▶ Problem description
Copy, in full, each line of the material that holds the word "bottom".

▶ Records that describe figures
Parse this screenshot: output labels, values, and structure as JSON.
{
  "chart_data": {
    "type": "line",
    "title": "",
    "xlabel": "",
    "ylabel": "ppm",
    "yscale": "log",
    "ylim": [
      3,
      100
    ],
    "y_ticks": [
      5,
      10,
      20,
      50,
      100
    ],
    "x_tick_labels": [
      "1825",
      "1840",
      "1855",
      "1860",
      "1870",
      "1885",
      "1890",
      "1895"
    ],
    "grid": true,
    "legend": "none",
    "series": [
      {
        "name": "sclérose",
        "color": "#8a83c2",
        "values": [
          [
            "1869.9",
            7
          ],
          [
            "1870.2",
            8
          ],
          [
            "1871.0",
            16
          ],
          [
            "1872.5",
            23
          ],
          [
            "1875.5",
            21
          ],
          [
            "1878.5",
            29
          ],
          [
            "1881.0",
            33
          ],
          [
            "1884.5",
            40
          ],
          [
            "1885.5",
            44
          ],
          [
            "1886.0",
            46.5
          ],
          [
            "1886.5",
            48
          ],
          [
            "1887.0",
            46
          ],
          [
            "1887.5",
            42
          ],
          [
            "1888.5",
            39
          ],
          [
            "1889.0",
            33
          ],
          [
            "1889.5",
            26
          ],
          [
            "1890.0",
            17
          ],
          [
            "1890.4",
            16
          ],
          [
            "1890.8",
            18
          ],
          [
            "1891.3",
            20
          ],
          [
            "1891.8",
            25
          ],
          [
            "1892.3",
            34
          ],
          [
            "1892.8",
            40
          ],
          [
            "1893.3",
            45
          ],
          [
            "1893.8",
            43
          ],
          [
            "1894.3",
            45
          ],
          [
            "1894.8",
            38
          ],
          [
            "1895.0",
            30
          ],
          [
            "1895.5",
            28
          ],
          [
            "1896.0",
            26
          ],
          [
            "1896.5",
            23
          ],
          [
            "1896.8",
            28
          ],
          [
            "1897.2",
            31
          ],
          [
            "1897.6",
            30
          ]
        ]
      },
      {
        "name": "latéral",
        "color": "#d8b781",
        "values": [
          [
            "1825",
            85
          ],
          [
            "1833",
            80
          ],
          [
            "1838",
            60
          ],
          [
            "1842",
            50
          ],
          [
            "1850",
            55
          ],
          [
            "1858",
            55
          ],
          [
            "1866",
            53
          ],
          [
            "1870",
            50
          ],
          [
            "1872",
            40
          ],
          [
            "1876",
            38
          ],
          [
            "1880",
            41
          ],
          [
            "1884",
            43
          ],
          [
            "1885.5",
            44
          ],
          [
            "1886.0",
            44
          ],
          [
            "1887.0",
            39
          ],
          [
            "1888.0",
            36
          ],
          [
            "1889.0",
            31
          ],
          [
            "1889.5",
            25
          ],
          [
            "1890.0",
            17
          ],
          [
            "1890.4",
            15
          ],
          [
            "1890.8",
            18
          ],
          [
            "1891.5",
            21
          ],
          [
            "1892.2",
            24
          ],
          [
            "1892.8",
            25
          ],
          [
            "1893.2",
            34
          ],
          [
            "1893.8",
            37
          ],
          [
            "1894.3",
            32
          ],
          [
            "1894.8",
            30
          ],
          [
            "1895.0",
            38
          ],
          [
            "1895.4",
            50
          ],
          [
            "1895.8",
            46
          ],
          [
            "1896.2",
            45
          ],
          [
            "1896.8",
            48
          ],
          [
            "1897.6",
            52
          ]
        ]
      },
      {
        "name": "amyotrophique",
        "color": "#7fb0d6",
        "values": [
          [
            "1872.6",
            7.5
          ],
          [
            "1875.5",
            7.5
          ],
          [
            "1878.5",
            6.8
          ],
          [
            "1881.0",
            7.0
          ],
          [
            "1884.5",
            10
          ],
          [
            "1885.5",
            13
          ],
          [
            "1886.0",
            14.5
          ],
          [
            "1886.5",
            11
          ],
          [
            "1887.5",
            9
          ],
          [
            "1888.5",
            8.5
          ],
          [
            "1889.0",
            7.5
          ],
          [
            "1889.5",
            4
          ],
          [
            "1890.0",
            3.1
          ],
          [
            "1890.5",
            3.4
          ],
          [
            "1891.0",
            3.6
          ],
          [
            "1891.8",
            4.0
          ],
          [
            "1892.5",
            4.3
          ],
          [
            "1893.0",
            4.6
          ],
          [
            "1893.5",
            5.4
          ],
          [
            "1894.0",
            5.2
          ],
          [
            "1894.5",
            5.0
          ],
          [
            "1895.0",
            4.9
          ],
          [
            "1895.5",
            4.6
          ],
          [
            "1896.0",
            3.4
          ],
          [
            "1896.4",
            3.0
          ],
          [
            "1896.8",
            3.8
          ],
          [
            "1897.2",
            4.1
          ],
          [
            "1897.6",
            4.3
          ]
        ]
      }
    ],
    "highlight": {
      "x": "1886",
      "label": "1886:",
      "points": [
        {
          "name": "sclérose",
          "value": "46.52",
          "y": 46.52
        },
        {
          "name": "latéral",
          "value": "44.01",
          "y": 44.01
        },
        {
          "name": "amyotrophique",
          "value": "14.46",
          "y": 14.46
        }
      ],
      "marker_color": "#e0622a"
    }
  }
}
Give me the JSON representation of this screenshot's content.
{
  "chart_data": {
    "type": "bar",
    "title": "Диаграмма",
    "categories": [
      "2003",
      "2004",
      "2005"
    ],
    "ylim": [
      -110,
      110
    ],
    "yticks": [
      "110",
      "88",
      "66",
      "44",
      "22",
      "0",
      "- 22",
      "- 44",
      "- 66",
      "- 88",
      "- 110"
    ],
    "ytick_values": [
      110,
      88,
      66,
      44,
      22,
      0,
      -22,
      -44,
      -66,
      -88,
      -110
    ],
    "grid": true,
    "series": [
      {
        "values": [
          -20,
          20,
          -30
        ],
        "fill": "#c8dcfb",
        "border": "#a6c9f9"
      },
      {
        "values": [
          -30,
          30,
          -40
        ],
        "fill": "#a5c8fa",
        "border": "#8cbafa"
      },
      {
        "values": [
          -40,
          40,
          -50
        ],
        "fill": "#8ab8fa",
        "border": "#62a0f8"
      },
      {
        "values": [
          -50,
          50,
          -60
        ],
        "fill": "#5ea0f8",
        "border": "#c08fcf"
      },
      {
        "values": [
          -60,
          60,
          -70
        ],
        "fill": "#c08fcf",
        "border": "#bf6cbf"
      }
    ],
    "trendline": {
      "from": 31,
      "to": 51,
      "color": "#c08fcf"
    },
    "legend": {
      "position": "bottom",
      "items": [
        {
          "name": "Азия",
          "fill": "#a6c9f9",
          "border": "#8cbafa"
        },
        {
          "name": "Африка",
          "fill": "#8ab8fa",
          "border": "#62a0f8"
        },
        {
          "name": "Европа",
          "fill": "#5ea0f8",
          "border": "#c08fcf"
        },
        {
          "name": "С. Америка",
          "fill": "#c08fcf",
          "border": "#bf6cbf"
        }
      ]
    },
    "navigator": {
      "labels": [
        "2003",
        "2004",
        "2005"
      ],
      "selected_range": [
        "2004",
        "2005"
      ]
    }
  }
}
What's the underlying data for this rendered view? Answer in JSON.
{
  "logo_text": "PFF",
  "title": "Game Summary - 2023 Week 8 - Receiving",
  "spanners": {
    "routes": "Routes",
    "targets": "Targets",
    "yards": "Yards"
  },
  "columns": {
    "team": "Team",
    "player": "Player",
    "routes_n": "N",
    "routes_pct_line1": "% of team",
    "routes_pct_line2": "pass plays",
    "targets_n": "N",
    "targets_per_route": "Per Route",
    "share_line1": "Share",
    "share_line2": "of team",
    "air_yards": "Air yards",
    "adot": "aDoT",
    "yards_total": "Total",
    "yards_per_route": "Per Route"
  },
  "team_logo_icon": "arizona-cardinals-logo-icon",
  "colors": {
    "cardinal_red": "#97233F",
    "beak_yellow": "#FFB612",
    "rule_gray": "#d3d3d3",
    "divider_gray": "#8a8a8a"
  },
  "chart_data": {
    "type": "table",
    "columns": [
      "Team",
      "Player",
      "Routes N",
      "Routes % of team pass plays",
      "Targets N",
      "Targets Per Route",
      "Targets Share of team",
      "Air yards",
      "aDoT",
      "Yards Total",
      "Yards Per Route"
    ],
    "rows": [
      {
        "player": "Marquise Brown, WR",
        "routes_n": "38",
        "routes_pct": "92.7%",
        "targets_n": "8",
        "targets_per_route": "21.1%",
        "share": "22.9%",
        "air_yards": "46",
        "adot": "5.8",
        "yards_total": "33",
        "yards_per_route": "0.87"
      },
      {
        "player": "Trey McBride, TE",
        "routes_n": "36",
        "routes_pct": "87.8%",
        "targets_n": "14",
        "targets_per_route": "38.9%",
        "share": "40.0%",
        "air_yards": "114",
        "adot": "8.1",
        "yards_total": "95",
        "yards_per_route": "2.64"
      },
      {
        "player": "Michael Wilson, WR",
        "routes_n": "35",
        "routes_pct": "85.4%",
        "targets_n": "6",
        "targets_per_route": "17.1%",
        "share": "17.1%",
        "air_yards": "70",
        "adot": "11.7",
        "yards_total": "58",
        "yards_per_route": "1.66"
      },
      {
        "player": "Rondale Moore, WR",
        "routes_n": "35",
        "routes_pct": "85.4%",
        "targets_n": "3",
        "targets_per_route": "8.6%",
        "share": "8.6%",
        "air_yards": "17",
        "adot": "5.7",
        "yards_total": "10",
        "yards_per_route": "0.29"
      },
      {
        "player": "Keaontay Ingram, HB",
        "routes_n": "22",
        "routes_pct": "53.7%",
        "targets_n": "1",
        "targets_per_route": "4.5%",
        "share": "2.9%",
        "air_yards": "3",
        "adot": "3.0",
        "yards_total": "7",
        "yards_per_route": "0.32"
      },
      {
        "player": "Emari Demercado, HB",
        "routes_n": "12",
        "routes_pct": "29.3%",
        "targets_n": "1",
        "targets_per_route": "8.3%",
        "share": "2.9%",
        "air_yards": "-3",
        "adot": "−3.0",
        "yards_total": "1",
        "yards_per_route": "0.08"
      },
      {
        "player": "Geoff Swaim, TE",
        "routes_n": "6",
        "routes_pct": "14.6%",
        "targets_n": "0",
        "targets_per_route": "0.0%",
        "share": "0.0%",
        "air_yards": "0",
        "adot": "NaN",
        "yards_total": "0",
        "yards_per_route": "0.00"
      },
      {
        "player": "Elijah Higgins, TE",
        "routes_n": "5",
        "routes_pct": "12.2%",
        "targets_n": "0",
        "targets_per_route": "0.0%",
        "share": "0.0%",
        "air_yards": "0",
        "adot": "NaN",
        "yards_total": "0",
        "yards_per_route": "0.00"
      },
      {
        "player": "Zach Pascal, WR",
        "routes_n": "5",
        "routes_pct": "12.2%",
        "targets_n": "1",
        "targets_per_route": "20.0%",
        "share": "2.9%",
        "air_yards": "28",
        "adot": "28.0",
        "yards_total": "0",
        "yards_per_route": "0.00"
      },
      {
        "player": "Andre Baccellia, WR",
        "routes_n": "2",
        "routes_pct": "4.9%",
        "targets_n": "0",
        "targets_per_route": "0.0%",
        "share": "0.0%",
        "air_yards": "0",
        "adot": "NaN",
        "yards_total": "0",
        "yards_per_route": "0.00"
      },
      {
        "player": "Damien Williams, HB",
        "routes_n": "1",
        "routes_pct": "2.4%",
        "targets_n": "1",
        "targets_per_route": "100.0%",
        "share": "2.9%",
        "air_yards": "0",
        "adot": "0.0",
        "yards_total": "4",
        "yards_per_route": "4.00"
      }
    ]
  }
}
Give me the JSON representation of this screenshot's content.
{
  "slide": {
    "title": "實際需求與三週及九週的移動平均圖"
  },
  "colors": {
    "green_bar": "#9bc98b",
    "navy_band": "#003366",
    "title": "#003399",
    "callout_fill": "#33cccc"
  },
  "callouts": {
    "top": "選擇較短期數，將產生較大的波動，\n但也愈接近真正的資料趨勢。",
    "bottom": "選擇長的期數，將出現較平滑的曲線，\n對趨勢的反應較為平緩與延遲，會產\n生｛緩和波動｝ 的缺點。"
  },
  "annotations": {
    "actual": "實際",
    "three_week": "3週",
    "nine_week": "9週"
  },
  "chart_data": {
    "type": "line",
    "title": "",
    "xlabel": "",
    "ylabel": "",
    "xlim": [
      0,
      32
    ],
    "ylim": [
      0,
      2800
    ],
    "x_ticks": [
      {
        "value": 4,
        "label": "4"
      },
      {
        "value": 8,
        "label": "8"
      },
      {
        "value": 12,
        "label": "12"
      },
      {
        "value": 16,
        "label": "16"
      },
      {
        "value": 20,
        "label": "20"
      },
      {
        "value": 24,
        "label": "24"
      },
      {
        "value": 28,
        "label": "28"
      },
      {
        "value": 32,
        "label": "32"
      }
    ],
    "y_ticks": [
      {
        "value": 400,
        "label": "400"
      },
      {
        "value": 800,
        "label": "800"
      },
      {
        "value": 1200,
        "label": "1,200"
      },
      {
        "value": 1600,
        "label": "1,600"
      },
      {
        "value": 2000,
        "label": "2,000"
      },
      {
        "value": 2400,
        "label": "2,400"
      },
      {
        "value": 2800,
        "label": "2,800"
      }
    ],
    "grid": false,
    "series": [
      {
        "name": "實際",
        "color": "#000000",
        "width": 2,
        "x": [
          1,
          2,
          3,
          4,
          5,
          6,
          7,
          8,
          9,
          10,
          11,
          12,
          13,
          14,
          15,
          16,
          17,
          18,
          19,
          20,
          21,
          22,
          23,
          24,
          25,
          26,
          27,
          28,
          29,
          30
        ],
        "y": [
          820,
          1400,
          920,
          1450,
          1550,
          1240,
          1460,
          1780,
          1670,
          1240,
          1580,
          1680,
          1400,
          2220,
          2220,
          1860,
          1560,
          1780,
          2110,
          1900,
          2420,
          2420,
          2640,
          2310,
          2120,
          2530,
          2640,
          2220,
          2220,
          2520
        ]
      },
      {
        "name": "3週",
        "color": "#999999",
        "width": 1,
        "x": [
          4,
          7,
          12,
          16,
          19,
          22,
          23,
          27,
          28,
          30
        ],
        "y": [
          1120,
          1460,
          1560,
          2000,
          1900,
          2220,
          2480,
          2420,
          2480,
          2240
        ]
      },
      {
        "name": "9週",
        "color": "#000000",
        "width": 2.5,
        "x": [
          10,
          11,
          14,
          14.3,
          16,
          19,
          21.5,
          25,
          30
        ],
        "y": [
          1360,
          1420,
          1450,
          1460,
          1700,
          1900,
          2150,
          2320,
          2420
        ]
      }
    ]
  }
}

▶ The answer
      "position": "bottom",
    "bottom": "選擇長的期數，將出現較平滑的曲線，\n對趨勢的反應較為平緩與延遲，會產\n生｛緩和波動｝ 的缺點。"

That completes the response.